## Exercise task
Identify the lines bearing the string "从而完成灶具点火" and gather them.

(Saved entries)

====

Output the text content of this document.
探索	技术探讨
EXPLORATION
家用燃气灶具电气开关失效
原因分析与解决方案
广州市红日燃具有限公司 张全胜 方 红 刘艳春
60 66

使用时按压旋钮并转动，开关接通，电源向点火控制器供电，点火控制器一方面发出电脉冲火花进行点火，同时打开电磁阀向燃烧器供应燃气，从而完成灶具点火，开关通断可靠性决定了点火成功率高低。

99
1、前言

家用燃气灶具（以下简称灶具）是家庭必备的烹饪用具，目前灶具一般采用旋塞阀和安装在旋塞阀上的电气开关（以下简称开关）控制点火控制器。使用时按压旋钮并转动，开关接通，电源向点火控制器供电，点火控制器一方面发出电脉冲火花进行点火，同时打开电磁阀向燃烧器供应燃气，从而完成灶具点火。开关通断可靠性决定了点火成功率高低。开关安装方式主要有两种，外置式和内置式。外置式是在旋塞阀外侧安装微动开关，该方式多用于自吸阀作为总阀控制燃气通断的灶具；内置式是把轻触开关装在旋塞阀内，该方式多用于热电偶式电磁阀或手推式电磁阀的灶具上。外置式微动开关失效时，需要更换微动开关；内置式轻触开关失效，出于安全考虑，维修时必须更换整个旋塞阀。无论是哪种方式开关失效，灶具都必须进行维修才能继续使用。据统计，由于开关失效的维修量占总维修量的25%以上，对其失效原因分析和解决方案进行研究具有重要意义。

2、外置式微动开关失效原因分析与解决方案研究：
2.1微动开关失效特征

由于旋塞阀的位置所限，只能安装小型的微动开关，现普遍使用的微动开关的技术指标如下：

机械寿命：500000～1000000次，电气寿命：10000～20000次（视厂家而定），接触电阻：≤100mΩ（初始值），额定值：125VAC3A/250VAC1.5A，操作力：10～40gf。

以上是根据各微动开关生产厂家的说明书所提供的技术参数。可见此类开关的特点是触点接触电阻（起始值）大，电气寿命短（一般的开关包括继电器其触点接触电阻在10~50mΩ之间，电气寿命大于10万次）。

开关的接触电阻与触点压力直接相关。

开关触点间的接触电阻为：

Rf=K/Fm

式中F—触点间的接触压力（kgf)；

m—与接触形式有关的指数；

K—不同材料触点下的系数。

====

## Solution to this problem
使用时按压旋钮并转动，开关接通，电源向点火控制器供电，点火控制器一方面发出电脉冲火花进行点火，同时打开电磁阀向燃烧器供应燃气，从而完成灶具点火，开关通断可靠性决定了点火成功率高低。
家用燃气灶具（以下简称灶具）是家庭必备的烹饪用具，目前灶具一般采用旋塞阀和安装在旋塞阀上的电气开关（以下简称开关）控制点火控制器。使用时按压旋钮并转动，开关接通，电源向点火控制器供电，点火控制器一方面发出电脉冲火花进行点火，同时打开电磁阀向燃烧器供应燃气，从而完成灶具点火。开关通断可靠性决定了点火成功率高低。开关安装方式主要有两种，外置式和内置式。外置式是在旋塞阀外侧安装微动开关，该方式多用于自吸阀作为总阀控制燃气通断的灶具；内置式是把轻触开关装在旋塞阀内，该方式多用于热电偶式电磁阀或手推式电磁阀的灶具上。外置式微动开关失效时，需要更换微动开关；内置式轻触开关失效，出于安全考虑，维修时必须更换整个旋塞阀。无论是哪种方式开关失效，灶具都必须进行维修才能继续使用。据统计，由于开关失效的维修量占总维修量的25%以上，对其失效原因分析和解决方案进行研究具有重要意义。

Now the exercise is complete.